----- Records for the task

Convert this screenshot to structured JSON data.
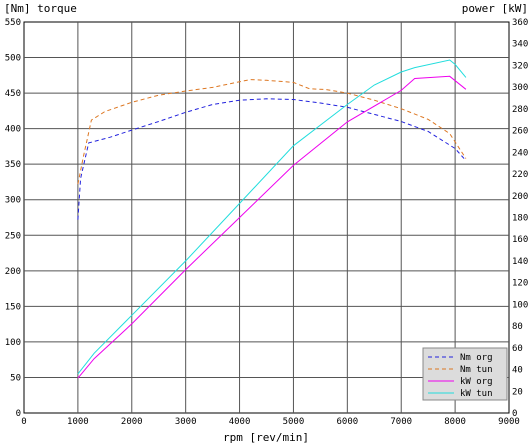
{
  "chart_data": {
    "type": "line",
    "title": "",
    "xlabel": "rpm [rev/min]",
    "ylabel_left": "[Nm] torque",
    "ylabel_right": "power [kW]",
    "xlim": [
      0,
      9000
    ],
    "ylim_left": [
      0,
      550
    ],
    "ylim_right": [
      0,
      360
    ],
    "x_ticks": [
      "0",
      "1000",
      "2000",
      "3000",
      "4000",
      "5000",
      "6000",
      "7000",
      "8000",
      "9000"
    ],
    "y_left_ticks": [
      "0",
      "50",
      "100",
      "150",
      "200",
      "250",
      "300",
      "350",
      "400",
      "450",
      "500",
      "550"
    ],
    "y_right_ticks": [
      "0",
      "20",
      "40",
      "60",
      "80",
      "100",
      "120",
      "140",
      "160",
      "180",
      "200",
      "220",
      "240",
      "260",
      "280",
      "300",
      "320",
      "340",
      "360"
    ],
    "grid": true,
    "legend_position": "bottom-right",
    "series": [
      {
        "name": "Nm org",
        "axis": "left",
        "dash": true,
        "color": "#2222dd",
        "points": [
          [
            1000,
            272
          ],
          [
            1050,
            330
          ],
          [
            1200,
            380
          ],
          [
            1600,
            388
          ],
          [
            2000,
            398
          ],
          [
            2500,
            410
          ],
          [
            3000,
            423
          ],
          [
            3500,
            434
          ],
          [
            4000,
            440
          ],
          [
            4500,
            442
          ],
          [
            5000,
            441
          ],
          [
            5500,
            436
          ],
          [
            6000,
            430
          ],
          [
            6500,
            420
          ],
          [
            7000,
            410
          ],
          [
            7500,
            396
          ],
          [
            8000,
            372
          ],
          [
            8200,
            355
          ]
        ]
      },
      {
        "name": "Nm tun",
        "axis": "left",
        "dash": true,
        "color": "#dd7722",
        "points": [
          [
            1000,
            322
          ],
          [
            1100,
            360
          ],
          [
            1250,
            412
          ],
          [
            1500,
            424
          ],
          [
            2000,
            437
          ],
          [
            2500,
            447
          ],
          [
            3000,
            453
          ],
          [
            3500,
            458
          ],
          [
            4000,
            466
          ],
          [
            4200,
            469
          ],
          [
            4500,
            468
          ],
          [
            5000,
            465
          ],
          [
            5300,
            456
          ],
          [
            5600,
            455
          ],
          [
            6000,
            450
          ],
          [
            6500,
            440
          ],
          [
            7000,
            428
          ],
          [
            7500,
            413
          ],
          [
            7900,
            393
          ],
          [
            8200,
            358
          ]
        ]
      },
      {
        "name": "kW org",
        "axis": "right",
        "dash": false,
        "color": "#ee00ee",
        "points": [
          [
            1000,
            32
          ],
          [
            1300,
            50
          ],
          [
            2000,
            82
          ],
          [
            3000,
            132
          ],
          [
            4000,
            180
          ],
          [
            5000,
            228
          ],
          [
            6000,
            268
          ],
          [
            7000,
            297
          ],
          [
            7250,
            308
          ],
          [
            7900,
            310
          ],
          [
            8200,
            298
          ]
        ]
      },
      {
        "name": "kW tun",
        "axis": "right",
        "dash": false,
        "color": "#22dddd",
        "points": [
          [
            1000,
            36
          ],
          [
            1300,
            55
          ],
          [
            2000,
            90
          ],
          [
            3000,
            140
          ],
          [
            4000,
            193
          ],
          [
            5000,
            246
          ],
          [
            6000,
            284
          ],
          [
            6500,
            302
          ],
          [
            7000,
            314
          ],
          [
            7250,
            318
          ],
          [
            7900,
            325
          ],
          [
            8000,
            321
          ],
          [
            8200,
            309
          ]
        ]
      }
    ]
  }
}
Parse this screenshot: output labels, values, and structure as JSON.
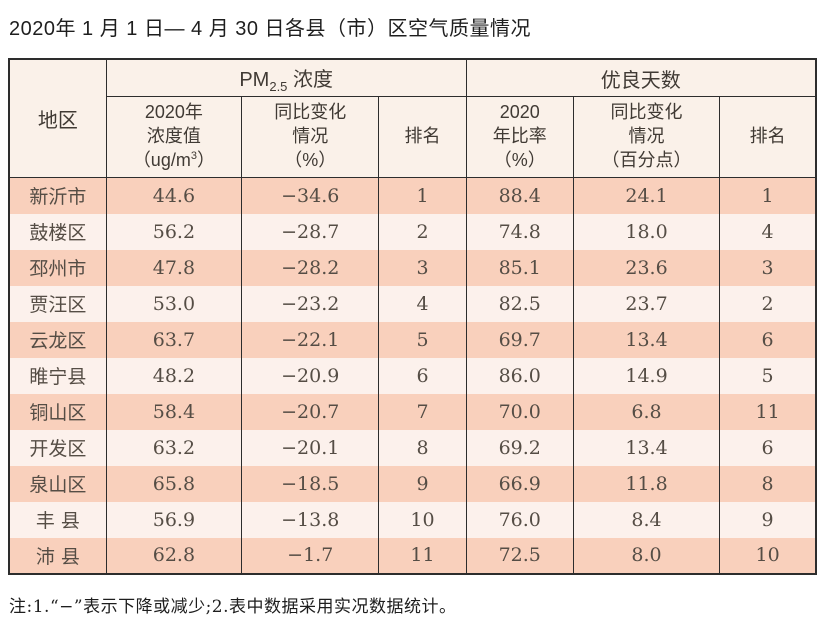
{
  "title": "2020年 1 月 1 日— 4 月 30 日各县（市）区空气质量情况",
  "table": {
    "headers": {
      "region": "地区",
      "pm_group": {
        "prefix": "PM",
        "sub": "2.5",
        "suffix": " 浓度"
      },
      "good_days_group": "优良天数"
    },
    "sub_headers": {
      "pm_value": [
        "2020年",
        "浓度值"
      ],
      "pm_value_unit": [
        "（ug/m",
        "3",
        "）"
      ],
      "pm_change": [
        "同比变化",
        "情况",
        "（%）"
      ],
      "pm_rank": "排名",
      "ratio": [
        "2020",
        "年比率",
        "（%）"
      ],
      "ratio_change": [
        "同比变化",
        "情况",
        "（百分点）"
      ],
      "ratio_rank": "排名"
    },
    "rows": [
      [
        "新沂市",
        "44.6",
        "−34.6",
        "1",
        "88.4",
        "24.1",
        "1"
      ],
      [
        "鼓楼区",
        "56.2",
        "−28.7",
        "2",
        "74.8",
        "18.0",
        "4"
      ],
      [
        "邳州市",
        "47.8",
        "−28.2",
        "3",
        "85.1",
        "23.6",
        "3"
      ],
      [
        "贾汪区",
        "53.0",
        "−23.2",
        "4",
        "82.5",
        "23.7",
        "2"
      ],
      [
        "云龙区",
        "63.7",
        "−22.1",
        "5",
        "69.7",
        "13.4",
        "6"
      ],
      [
        "睢宁县",
        "48.2",
        "−20.9",
        "6",
        "86.0",
        "14.9",
        "5"
      ],
      [
        "铜山区",
        "58.4",
        "−20.7",
        "7",
        "70.0",
        "6.8",
        "11"
      ],
      [
        "开发区",
        "63.2",
        "−20.1",
        "8",
        "69.2",
        "13.4",
        "6"
      ],
      [
        "泉山区",
        "65.8",
        "−18.5",
        "9",
        "66.9",
        "11.8",
        "8"
      ],
      [
        "丰 县",
        "56.9",
        "−13.8",
        "10",
        "76.0",
        "8.4",
        "9"
      ],
      [
        "沛 县",
        "62.8",
        "−1.7",
        "11",
        "72.5",
        "8.0",
        "10"
      ]
    ]
  },
  "note": "注:1.“−”表示下降或减少;2.表中数据采用实况数据统计。",
  "colors": {
    "row_odd": "#f9d0bc",
    "row_even": "#fcf1ec",
    "header_bg": "#faf1e9",
    "border": "#2d2d2d",
    "data_text": "#554d45"
  }
}
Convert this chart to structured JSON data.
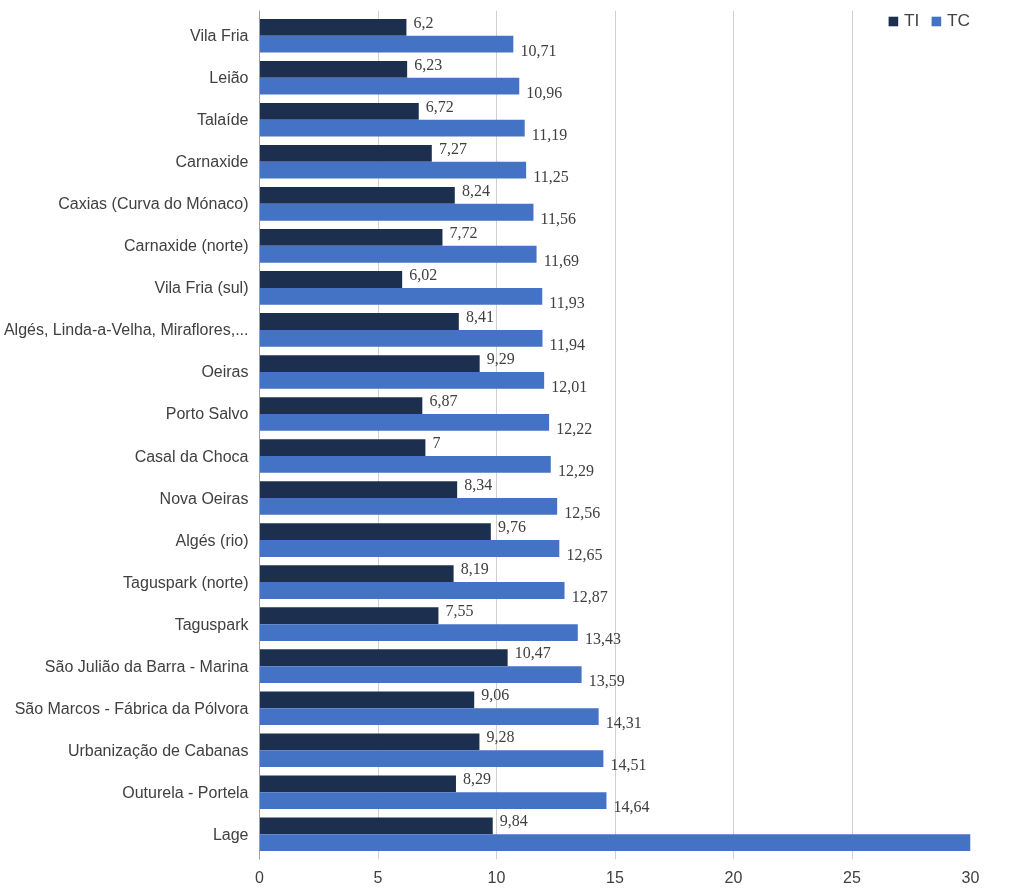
{
  "chart_data": {
    "type": "bar",
    "orientation": "horizontal",
    "categories": [
      "Vila Fria",
      "Leião",
      "Talaíde",
      "Carnaxide",
      "Caxias (Curva do Mónaco)",
      "Carnaxide (norte)",
      "Vila Fria (sul)",
      "Algés, Linda-a-Velha, Miraflores,...",
      "Oeiras",
      "Porto Salvo",
      "Casal da Choca",
      "Nova Oeiras",
      "Algés (rio)",
      "Taguspark (norte)",
      "Taguspark",
      "São Julião da Barra - Marina",
      "São Marcos - Fábrica da Pólvora",
      "Urbanização de Cabanas",
      "Outurela - Portela",
      "Lage"
    ],
    "series": [
      {
        "name": "TI",
        "color": "#1c2f4f",
        "values": [
          6.2,
          6.23,
          6.72,
          7.27,
          8.24,
          7.72,
          6.02,
          8.41,
          9.29,
          6.87,
          7,
          8.34,
          9.76,
          8.19,
          7.55,
          10.47,
          9.06,
          9.28,
          8.29,
          9.84
        ],
        "value_labels": [
          "6,2",
          "6,23",
          "6,72",
          "7,27",
          "8,24",
          "7,72",
          "6,02",
          "8,41",
          "9,29",
          "6,87",
          "7",
          "8,34",
          "9,76",
          "8,19",
          "7,55",
          "10,47",
          "9,06",
          "9,28",
          "8,29",
          "9,84"
        ]
      },
      {
        "name": "TC",
        "color": "#4472c4",
        "values": [
          10.71,
          10.96,
          11.19,
          11.25,
          11.56,
          11.69,
          11.93,
          11.94,
          12.01,
          12.22,
          12.29,
          12.56,
          12.65,
          12.87,
          13.43,
          13.59,
          14.31,
          14.51,
          14.64,
          30
        ],
        "value_labels": [
          "10,71",
          "10,96",
          "11,19",
          "11,25",
          "11,56",
          "11,69",
          "11,93",
          "11,94",
          "12,01",
          "12,22",
          "12,29",
          "12,56",
          "12,65",
          "12,87",
          "13,43",
          "13,59",
          "14,31",
          "14,51",
          "14,64",
          null
        ]
      }
    ],
    "xlim": [
      0,
      30
    ],
    "xticks": [
      0,
      5,
      10,
      15,
      20,
      25,
      30
    ],
    "grid": "x",
    "legend": "top right"
  }
}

----------

= The problem =
Looking at the data above, how many lines hold the word "structured"? Respond with the number alone.

= The response =
2